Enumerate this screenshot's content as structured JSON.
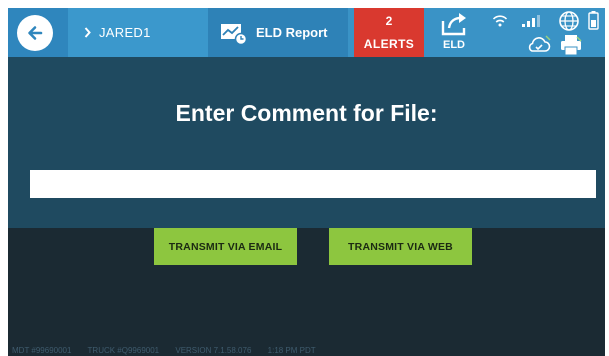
{
  "header": {
    "driver_name": "JARED1",
    "screen_title": "ELD Report",
    "alerts": {
      "count": "2",
      "label": "ALERTS"
    },
    "eld_label": "ELD"
  },
  "main": {
    "prompt": "Enter Comment for File:",
    "comment_value": "",
    "buttons": {
      "email": "TRANSMIT VIA EMAIL",
      "web": "TRANSMIT VIA WEB"
    }
  },
  "footer": {
    "mdt": "MDT #99690001",
    "truck": "TRUCK #Q9969001",
    "version": "VERSION  7.1.58.076",
    "time": "1:18 PM PDT"
  },
  "icons": {
    "back": "back-arrow-icon",
    "driver": "chevron-right-icon",
    "report": "report-icon",
    "eld": "share-icon",
    "wifi": "wifi-icon",
    "signal": "cell-signal-icon",
    "globe": "globe-icon",
    "battery": "battery-icon",
    "cloud": "cloud-sync-icon",
    "printer": "printer-icon"
  },
  "colors": {
    "topbar": "#3a93c6",
    "alerts": "#d9392f",
    "panel": "#1f4a60",
    "background": "#1b2a33",
    "button": "#8dc63f"
  }
}
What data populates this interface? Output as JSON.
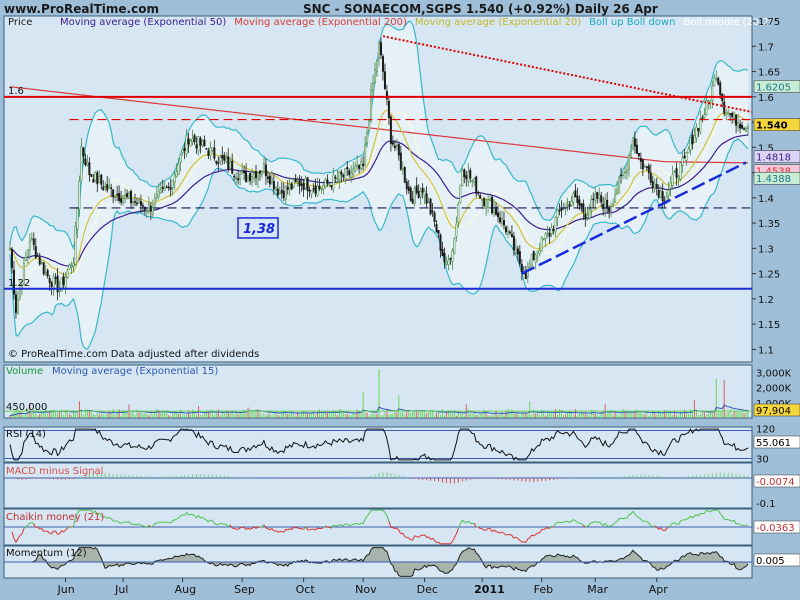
{
  "site": "www.ProRealTime.com",
  "header": {
    "ticker": "SNC - SONAECOM,SGPS",
    "quote": "1.540 (+0.92%)",
    "period": "Daily",
    "date": "26 Apr"
  },
  "footer_note": "© ProRealTime.com Data adjusted after dividends",
  "colors": {
    "background": "#9fbfd9",
    "panel": "#d6e6f2",
    "border": "#3a5f7f",
    "ema50": "#3c1e8c",
    "ema200": "#d83a3a",
    "ema20": "#d2c43c",
    "boll": "#38b8cc",
    "boll_mid": "#fffbe0",
    "candle_up": "#4a8a4a",
    "candle_down": "#1a1a1a",
    "support": "#1a2ad8",
    "resistance": "#e00000",
    "trend_down": "#e00000",
    "trend_up": "#1a2ad8",
    "volume": "#6ad35a",
    "volume_ma": "#2d58b0",
    "rsi": "#111111",
    "macd": "#d85050",
    "chaikin_pos": "#4cc34c",
    "chaikin_neg": "#e03030",
    "momentum": "#222222",
    "label_yellow": "#f4d63c",
    "label_pink": "#f6c8dc",
    "label_purple": "#dcd4f6",
    "label_green": "#c8ecd4",
    "label_white": "#ffffff"
  },
  "price_panel": {
    "legend": [
      {
        "text": "Price",
        "color": "#1a1a1a"
      },
      {
        "text": "Moving average (Exponential 50)",
        "color": "#3c1e8c"
      },
      {
        "text": "Moving average (Exponential 200)",
        "color": "#d83a3a"
      },
      {
        "text": "Moving average (Exponential 20)",
        "color": "#c4b82c"
      },
      {
        "text": "Boll up Boll down",
        "color": "#1ea8c0"
      },
      {
        "text": "Boll middle (20,2)",
        "color": "#ffffff"
      }
    ],
    "ylim": [
      1.075,
      1.76
    ],
    "yticks": [
      "1.75",
      "1.7",
      "1.65",
      "1.6",
      "1.55",
      "1.5",
      "1.45",
      "1.4",
      "1.35",
      "1.3",
      "1.25",
      "1.2",
      "1.15",
      "1.1"
    ],
    "ytick_values": [
      1.75,
      1.7,
      1.65,
      1.6,
      1.55,
      1.5,
      1.45,
      1.4,
      1.35,
      1.3,
      1.25,
      1.2,
      1.15,
      1.1
    ],
    "right_labels": [
      {
        "text": "1.6205",
        "value": 1.6205,
        "bg": "#c8ecd4",
        "color": "#1e7a8c"
      },
      {
        "text": "1.540",
        "value": 1.545,
        "bg": "#f4d63c",
        "color": "#000000"
      },
      {
        "text": "1.4818",
        "value": 1.4818,
        "bg": "#dcd4f6",
        "color": "#3c1e8c"
      },
      {
        "text": "1.4538",
        "value": 1.4538,
        "bg": "#f6c8dc",
        "color": "#d83a3a"
      },
      {
        "text": "1.4388",
        "value": 1.4388,
        "bg": "#c8ecd4",
        "color": "#1e7a8c"
      }
    ],
    "level_labels": [
      {
        "text": "1.6",
        "value": 1.6
      },
      {
        "text": "1.22",
        "value": 1.22
      }
    ],
    "box_label": "1,38",
    "levels": {
      "resistance": 1.6,
      "dashed_red": 1.555,
      "dashed_blue": 1.38,
      "support": 1.22
    },
    "trend_down": {
      "from": [
        "Oct",
        1.72
      ],
      "to": [
        "Apr",
        1.57
      ]
    },
    "trend_up": {
      "from": [
        "Jan",
        1.25
      ],
      "to": [
        "Apr",
        1.47
      ]
    }
  },
  "x_axis": {
    "labels": [
      "Jun",
      "Jul",
      "Aug",
      "Sep",
      "Oct",
      "Nov",
      "Dec",
      "2011",
      "Feb",
      "Mar",
      "Apr"
    ],
    "bold_index": 7
  },
  "chart_data": [
    {
      "type": "candlestick",
      "title": "SNC - SONAECOM,SGPS",
      "ylim": [
        1.075,
        1.76
      ],
      "x_range": [
        "May 2010",
        "26 Apr 2011"
      ],
      "waypoints": [
        [
          0,
          1.3
        ],
        [
          3,
          1.18
        ],
        [
          10,
          1.32
        ],
        [
          18,
          1.25
        ],
        [
          25,
          1.22
        ],
        [
          32,
          1.28
        ],
        [
          34,
          1.38
        ],
        [
          36,
          1.5
        ],
        [
          40,
          1.45
        ],
        [
          48,
          1.42
        ],
        [
          58,
          1.4
        ],
        [
          70,
          1.38
        ],
        [
          80,
          1.42
        ],
        [
          90,
          1.52
        ],
        [
          98,
          1.5
        ],
        [
          108,
          1.47
        ],
        [
          118,
          1.44
        ],
        [
          128,
          1.46
        ],
        [
          136,
          1.41
        ],
        [
          146,
          1.43
        ],
        [
          156,
          1.42
        ],
        [
          166,
          1.44
        ],
        [
          178,
          1.46
        ],
        [
          182,
          1.6
        ],
        [
          186,
          1.7
        ],
        [
          188,
          1.65
        ],
        [
          192,
          1.52
        ],
        [
          196,
          1.48
        ],
        [
          202,
          1.4
        ],
        [
          208,
          1.42
        ],
        [
          214,
          1.35
        ],
        [
          220,
          1.26
        ],
        [
          224,
          1.32
        ],
        [
          228,
          1.46
        ],
        [
          232,
          1.44
        ],
        [
          238,
          1.4
        ],
        [
          244,
          1.38
        ],
        [
          250,
          1.34
        ],
        [
          256,
          1.28
        ],
        [
          260,
          1.25
        ],
        [
          266,
          1.3
        ],
        [
          272,
          1.33
        ],
        [
          278,
          1.38
        ],
        [
          284,
          1.4
        ],
        [
          290,
          1.37
        ],
        [
          296,
          1.4
        ],
        [
          302,
          1.38
        ],
        [
          306,
          1.42
        ],
        [
          310,
          1.45
        ],
        [
          314,
          1.52
        ],
        [
          318,
          1.47
        ],
        [
          322,
          1.45
        ],
        [
          326,
          1.42
        ],
        [
          330,
          1.4
        ],
        [
          336,
          1.45
        ],
        [
          340,
          1.47
        ],
        [
          344,
          1.52
        ],
        [
          350,
          1.57
        ],
        [
          353,
          1.6
        ],
        [
          356,
          1.65
        ],
        [
          360,
          1.58
        ],
        [
          364,
          1.56
        ],
        [
          368,
          1.55
        ],
        [
          372,
          1.54
        ]
      ],
      "last": 1.54,
      "indicators": [
        "Exponential 50",
        "Exponential 200",
        "Exponential 20",
        "Bollinger (20,2)"
      ],
      "levels": [
        1.6,
        1.555,
        1.38,
        1.22
      ]
    },
    {
      "type": "bar",
      "title": "Volume",
      "overlay": "Moving average (Exponential 15)",
      "ylim": [
        0,
        3500000
      ],
      "yticks": [
        "3,000K",
        "2,000K",
        "1,000K"
      ],
      "ytick_values": [
        3000000,
        2000000,
        1000000
      ],
      "level": {
        "text": "450,000",
        "value": 450000
      },
      "last_ma": "97,904",
      "spikes": [
        [
          10,
          1000000
        ],
        [
          35,
          1100000
        ],
        [
          60,
          900000
        ],
        [
          95,
          800000
        ],
        [
          120,
          700000
        ],
        [
          178,
          1700000
        ],
        [
          186,
          3200000
        ],
        [
          196,
          1500000
        ],
        [
          230,
          900000
        ],
        [
          262,
          1100000
        ],
        [
          300,
          900000
        ],
        [
          345,
          1200000
        ],
        [
          356,
          2600000
        ],
        [
          360,
          2500000
        ]
      ]
    },
    {
      "type": "line",
      "title": "RSI (14)",
      "ylim": [
        25,
        75
      ],
      "tick_labels": [
        {
          "text": "120",
          "value": 73
        },
        {
          "text": "30",
          "value": 30
        }
      ],
      "levels": [
        70,
        30
      ],
      "last": "55.061"
    },
    {
      "type": "bar",
      "title": "MACD minus Signal",
      "ylim": [
        -0.12,
        0.06
      ],
      "yticks": [
        "0",
        "-0.1"
      ],
      "ytick_values": [
        0,
        -0.1
      ],
      "last": "-0.0074"
    },
    {
      "type": "line",
      "title": "Chaikin money (21)",
      "ylim": [
        -0.3,
        0.3
      ],
      "last": "-0.0363"
    },
    {
      "type": "area",
      "title": "Momentum (12)",
      "ylim": [
        -0.2,
        0.2
      ],
      "last": "0.005"
    }
  ],
  "volume_panel": {
    "title": "Volume",
    "ma_title": "Moving average (Exponential 15)"
  },
  "rsi_panel": {
    "title": "RSI (14)"
  },
  "macd_panel": {
    "title": "MACD minus Signal"
  },
  "chaikin_panel": {
    "title": "Chaikin money (21)"
  },
  "momentum_panel": {
    "title": "Momentum (12)"
  }
}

***

Tally the lines holding the string "Exponential" and give only the count.

**Solution for this problem:**
8